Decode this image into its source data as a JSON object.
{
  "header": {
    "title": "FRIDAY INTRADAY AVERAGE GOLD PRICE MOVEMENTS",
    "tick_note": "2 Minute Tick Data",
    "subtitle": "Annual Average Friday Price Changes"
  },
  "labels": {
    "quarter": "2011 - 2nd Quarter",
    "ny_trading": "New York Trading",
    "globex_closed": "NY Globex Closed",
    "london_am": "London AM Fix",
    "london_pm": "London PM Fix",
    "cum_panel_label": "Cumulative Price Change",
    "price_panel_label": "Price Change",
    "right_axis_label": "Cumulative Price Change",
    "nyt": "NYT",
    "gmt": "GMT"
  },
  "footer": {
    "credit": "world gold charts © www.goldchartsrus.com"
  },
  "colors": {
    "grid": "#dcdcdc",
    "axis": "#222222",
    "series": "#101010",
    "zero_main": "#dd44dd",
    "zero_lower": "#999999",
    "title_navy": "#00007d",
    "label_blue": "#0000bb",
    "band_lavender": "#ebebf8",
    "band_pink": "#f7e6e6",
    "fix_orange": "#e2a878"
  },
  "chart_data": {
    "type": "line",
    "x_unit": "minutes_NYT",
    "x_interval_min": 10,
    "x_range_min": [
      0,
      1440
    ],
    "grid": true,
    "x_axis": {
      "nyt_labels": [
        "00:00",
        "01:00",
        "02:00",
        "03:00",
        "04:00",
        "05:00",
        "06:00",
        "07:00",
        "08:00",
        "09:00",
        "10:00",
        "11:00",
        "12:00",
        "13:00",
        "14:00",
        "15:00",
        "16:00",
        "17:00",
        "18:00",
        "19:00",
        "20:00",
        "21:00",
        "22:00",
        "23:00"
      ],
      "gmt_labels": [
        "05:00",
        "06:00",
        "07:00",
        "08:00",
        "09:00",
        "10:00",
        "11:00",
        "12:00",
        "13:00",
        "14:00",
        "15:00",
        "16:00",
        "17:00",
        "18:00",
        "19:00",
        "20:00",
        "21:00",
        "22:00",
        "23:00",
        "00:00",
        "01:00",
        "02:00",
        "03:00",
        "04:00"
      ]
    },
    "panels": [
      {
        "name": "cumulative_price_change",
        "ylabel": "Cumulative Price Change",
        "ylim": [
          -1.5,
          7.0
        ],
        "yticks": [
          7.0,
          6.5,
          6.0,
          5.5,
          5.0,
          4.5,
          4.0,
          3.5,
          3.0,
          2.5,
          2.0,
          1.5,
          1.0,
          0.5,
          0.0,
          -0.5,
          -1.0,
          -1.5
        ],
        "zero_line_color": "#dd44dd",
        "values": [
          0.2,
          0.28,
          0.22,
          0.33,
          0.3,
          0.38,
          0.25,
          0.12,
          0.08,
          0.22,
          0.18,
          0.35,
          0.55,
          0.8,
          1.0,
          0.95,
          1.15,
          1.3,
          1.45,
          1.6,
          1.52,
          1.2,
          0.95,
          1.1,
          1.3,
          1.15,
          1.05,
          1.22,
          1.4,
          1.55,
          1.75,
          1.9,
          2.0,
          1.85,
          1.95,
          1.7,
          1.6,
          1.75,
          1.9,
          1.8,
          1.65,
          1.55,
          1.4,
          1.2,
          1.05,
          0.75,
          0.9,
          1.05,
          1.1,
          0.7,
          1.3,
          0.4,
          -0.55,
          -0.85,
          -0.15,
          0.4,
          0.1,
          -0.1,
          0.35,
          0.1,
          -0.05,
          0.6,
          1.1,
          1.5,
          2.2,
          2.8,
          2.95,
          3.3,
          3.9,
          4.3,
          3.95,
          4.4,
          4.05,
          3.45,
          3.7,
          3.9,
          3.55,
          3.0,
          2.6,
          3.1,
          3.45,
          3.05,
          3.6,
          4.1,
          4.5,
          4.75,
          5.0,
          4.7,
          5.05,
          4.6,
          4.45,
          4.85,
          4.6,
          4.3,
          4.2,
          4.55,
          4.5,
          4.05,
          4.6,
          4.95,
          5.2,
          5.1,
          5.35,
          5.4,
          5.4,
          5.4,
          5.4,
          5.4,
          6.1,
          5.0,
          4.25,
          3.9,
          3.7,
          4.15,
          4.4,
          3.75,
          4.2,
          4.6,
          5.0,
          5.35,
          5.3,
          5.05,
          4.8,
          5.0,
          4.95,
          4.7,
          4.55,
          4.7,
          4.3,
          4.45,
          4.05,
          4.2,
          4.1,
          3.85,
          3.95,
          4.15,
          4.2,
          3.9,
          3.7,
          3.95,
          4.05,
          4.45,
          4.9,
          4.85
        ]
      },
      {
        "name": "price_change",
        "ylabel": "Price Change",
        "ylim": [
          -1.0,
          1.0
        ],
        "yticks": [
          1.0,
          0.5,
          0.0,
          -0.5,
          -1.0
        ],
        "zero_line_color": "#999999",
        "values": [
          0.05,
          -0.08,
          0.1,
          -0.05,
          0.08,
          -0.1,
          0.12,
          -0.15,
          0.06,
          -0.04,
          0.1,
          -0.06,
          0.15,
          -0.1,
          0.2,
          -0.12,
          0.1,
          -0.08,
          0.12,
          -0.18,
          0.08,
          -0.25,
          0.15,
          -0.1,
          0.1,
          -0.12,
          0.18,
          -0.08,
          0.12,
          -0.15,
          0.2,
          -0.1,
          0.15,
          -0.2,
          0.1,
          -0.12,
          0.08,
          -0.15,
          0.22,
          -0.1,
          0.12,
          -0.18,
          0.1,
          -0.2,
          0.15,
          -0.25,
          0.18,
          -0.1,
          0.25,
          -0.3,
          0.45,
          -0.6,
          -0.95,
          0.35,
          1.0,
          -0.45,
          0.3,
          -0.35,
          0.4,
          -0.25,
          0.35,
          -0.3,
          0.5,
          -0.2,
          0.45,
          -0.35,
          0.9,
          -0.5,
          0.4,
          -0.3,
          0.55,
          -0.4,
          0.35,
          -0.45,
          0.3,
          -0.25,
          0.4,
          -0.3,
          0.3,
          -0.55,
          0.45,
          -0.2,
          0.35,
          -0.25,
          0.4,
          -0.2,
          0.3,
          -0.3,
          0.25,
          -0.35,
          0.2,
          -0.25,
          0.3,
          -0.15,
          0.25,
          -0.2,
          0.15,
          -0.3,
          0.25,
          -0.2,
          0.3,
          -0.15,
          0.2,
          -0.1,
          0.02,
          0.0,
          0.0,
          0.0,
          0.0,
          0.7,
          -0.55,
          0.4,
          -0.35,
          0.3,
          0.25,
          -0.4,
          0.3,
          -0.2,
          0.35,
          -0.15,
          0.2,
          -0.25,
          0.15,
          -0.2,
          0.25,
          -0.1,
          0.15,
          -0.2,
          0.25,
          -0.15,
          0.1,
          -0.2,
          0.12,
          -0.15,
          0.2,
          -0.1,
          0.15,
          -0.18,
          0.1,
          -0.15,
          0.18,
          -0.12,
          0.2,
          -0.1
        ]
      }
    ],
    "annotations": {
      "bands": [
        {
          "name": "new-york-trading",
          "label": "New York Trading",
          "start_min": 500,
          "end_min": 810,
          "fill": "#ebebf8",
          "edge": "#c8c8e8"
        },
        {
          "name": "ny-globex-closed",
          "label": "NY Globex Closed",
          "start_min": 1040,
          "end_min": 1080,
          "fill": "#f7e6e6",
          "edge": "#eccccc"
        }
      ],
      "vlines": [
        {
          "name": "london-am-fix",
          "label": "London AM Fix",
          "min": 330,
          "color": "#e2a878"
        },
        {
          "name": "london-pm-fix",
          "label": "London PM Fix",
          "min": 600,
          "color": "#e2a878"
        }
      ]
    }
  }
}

++++++

Instructions for the task: Output all of the material, please, exactly as it stands.

Exercise response:
Decode this image into its source data as a JSON object.
{
  "header": {
    "title": "FRIDAY INTRADAY AVERAGE GOLD PRICE MOVEMENTS",
    "tick_note": "2 Minute Tick Data",
    "subtitle": "Annual Average Friday Price Changes"
  },
  "labels": {
    "quarter": "2011 - 2nd Quarter",
    "ny_trading": "New York Trading",
    "globex_closed": "NY Globex Closed",
    "london_am": "London AM Fix",
    "london_pm": "London PM Fix",
    "cum_panel_label": "Cumulative Price Change",
    "price_panel_label": "Price Change",
    "right_axis_label": "Cumulative Price Change",
    "nyt": "NYT",
    "gmt": "GMT"
  },
  "footer": {
    "credit": "world gold charts © www.goldchartsrus.com"
  },
  "colors": {
    "grid": "#dcdcdc",
    "axis": "#222222",
    "series": "#101010",
    "zero_main": "#dd44dd",
    "zero_lower": "#999999",
    "title_navy": "#00007d",
    "label_blue": "#0000bb",
    "band_lavender": "#ebebf8",
    "band_pink": "#f7e6e6",
    "fix_orange": "#e2a878"
  },
  "chart_data": {
    "type": "line",
    "x_unit": "minutes_NYT",
    "x_interval_min": 10,
    "x_range_min": [
      0,
      1440
    ],
    "grid": true,
    "x_axis": {
      "nyt_labels": [
        "00:00",
        "01:00",
        "02:00",
        "03:00",
        "04:00",
        "05:00",
        "06:00",
        "07:00",
        "08:00",
        "09:00",
        "10:00",
        "11:00",
        "12:00",
        "13:00",
        "14:00",
        "15:00",
        "16:00",
        "17:00",
        "18:00",
        "19:00",
        "20:00",
        "21:00",
        "22:00",
        "23:00"
      ],
      "gmt_labels": [
        "05:00",
        "06:00",
        "07:00",
        "08:00",
        "09:00",
        "10:00",
        "11:00",
        "12:00",
        "13:00",
        "14:00",
        "15:00",
        "16:00",
        "17:00",
        "18:00",
        "19:00",
        "20:00",
        "21:00",
        "22:00",
        "23:00",
        "00:00",
        "01:00",
        "02:00",
        "03:00",
        "04:00"
      ]
    },
    "panels": [
      {
        "name": "cumulative_price_change",
        "ylabel": "Cumulative Price Change",
        "ylim": [
          -1.5,
          7.0
        ],
        "yticks": [
          7.0,
          6.5,
          6.0,
          5.5,
          5.0,
          4.5,
          4.0,
          3.5,
          3.0,
          2.5,
          2.0,
          1.5,
          1.0,
          0.5,
          0.0,
          -0.5,
          -1.0,
          -1.5
        ],
        "zero_line_color": "#dd44dd",
        "values": [
          0.2,
          0.28,
          0.22,
          0.33,
          0.3,
          0.38,
          0.25,
          0.12,
          0.08,
          0.22,
          0.18,
          0.35,
          0.55,
          0.8,
          1.0,
          0.95,
          1.15,
          1.3,
          1.45,
          1.6,
          1.52,
          1.2,
          0.95,
          1.1,
          1.3,
          1.15,
          1.05,
          1.22,
          1.4,
          1.55,
          1.75,
          1.9,
          2.0,
          1.85,
          1.95,
          1.7,
          1.6,
          1.75,
          1.9,
          1.8,
          1.65,
          1.55,
          1.4,
          1.2,
          1.05,
          0.75,
          0.9,
          1.05,
          1.1,
          0.7,
          1.3,
          0.4,
          -0.55,
          -0.85,
          -0.15,
          0.4,
          0.1,
          -0.1,
          0.35,
          0.1,
          -0.05,
          0.6,
          1.1,
          1.5,
          2.2,
          2.8,
          2.95,
          3.3,
          3.9,
          4.3,
          3.95,
          4.4,
          4.05,
          3.45,
          3.7,
          3.9,
          3.55,
          3.0,
          2.6,
          3.1,
          3.45,
          3.05,
          3.6,
          4.1,
          4.5,
          4.75,
          5.0,
          4.7,
          5.05,
          4.6,
          4.45,
          4.85,
          4.6,
          4.3,
          4.2,
          4.55,
          4.5,
          4.05,
          4.6,
          4.95,
          5.2,
          5.1,
          5.35,
          5.4,
          5.4,
          5.4,
          5.4,
          5.4,
          6.1,
          5.0,
          4.25,
          3.9,
          3.7,
          4.15,
          4.4,
          3.75,
          4.2,
          4.6,
          5.0,
          5.35,
          5.3,
          5.05,
          4.8,
          5.0,
          4.95,
          4.7,
          4.55,
          4.7,
          4.3,
          4.45,
          4.05,
          4.2,
          4.1,
          3.85,
          3.95,
          4.15,
          4.2,
          3.9,
          3.7,
          3.95,
          4.05,
          4.45,
          4.9,
          4.85
        ]
      },
      {
        "name": "price_change",
        "ylabel": "Price Change",
        "ylim": [
          -1.0,
          1.0
        ],
        "yticks": [
          1.0,
          0.5,
          0.0,
          -0.5,
          -1.0
        ],
        "zero_line_color": "#999999",
        "values": [
          0.05,
          -0.08,
          0.1,
          -0.05,
          0.08,
          -0.1,
          0.12,
          -0.15,
          0.06,
          -0.04,
          0.1,
          -0.06,
          0.15,
          -0.1,
          0.2,
          -0.12,
          0.1,
          -0.08,
          0.12,
          -0.18,
          0.08,
          -0.25,
          0.15,
          -0.1,
          0.1,
          -0.12,
          0.18,
          -0.08,
          0.12,
          -0.15,
          0.2,
          -0.1,
          0.15,
          -0.2,
          0.1,
          -0.12,
          0.08,
          -0.15,
          0.22,
          -0.1,
          0.12,
          -0.18,
          0.1,
          -0.2,
          0.15,
          -0.25,
          0.18,
          -0.1,
          0.25,
          -0.3,
          0.45,
          -0.6,
          -0.95,
          0.35,
          1.0,
          -0.45,
          0.3,
          -0.35,
          0.4,
          -0.25,
          0.35,
          -0.3,
          0.5,
          -0.2,
          0.45,
          -0.35,
          0.9,
          -0.5,
          0.4,
          -0.3,
          0.55,
          -0.4,
          0.35,
          -0.45,
          0.3,
          -0.25,
          0.4,
          -0.3,
          0.3,
          -0.55,
          0.45,
          -0.2,
          0.35,
          -0.25,
          0.4,
          -0.2,
          0.3,
          -0.3,
          0.25,
          -0.35,
          0.2,
          -0.25,
          0.3,
          -0.15,
          0.25,
          -0.2,
          0.15,
          -0.3,
          0.25,
          -0.2,
          0.3,
          -0.15,
          0.2,
          -0.1,
          0.02,
          0.0,
          0.0,
          0.0,
          0.0,
          0.7,
          -0.55,
          0.4,
          -0.35,
          0.3,
          0.25,
          -0.4,
          0.3,
          -0.2,
          0.35,
          -0.15,
          0.2,
          -0.25,
          0.15,
          -0.2,
          0.25,
          -0.1,
          0.15,
          -0.2,
          0.25,
          -0.15,
          0.1,
          -0.2,
          0.12,
          -0.15,
          0.2,
          -0.1,
          0.15,
          -0.18,
          0.1,
          -0.15,
          0.18,
          -0.12,
          0.2,
          -0.1
        ]
      }
    ],
    "annotations": {
      "bands": [
        {
          "name": "new-york-trading",
          "label": "New York Trading",
          "start_min": 500,
          "end_min": 810,
          "fill": "#ebebf8",
          "edge": "#c8c8e8"
        },
        {
          "name": "ny-globex-closed",
          "label": "NY Globex Closed",
          "start_min": 1040,
          "end_min": 1080,
          "fill": "#f7e6e6",
          "edge": "#eccccc"
        }
      ],
      "vlines": [
        {
          "name": "london-am-fix",
          "label": "London AM Fix",
          "min": 330,
          "color": "#e2a878"
        },
        {
          "name": "london-pm-fix",
          "label": "London PM Fix",
          "min": 600,
          "color": "#e2a878"
        }
      ]
    }
  }
}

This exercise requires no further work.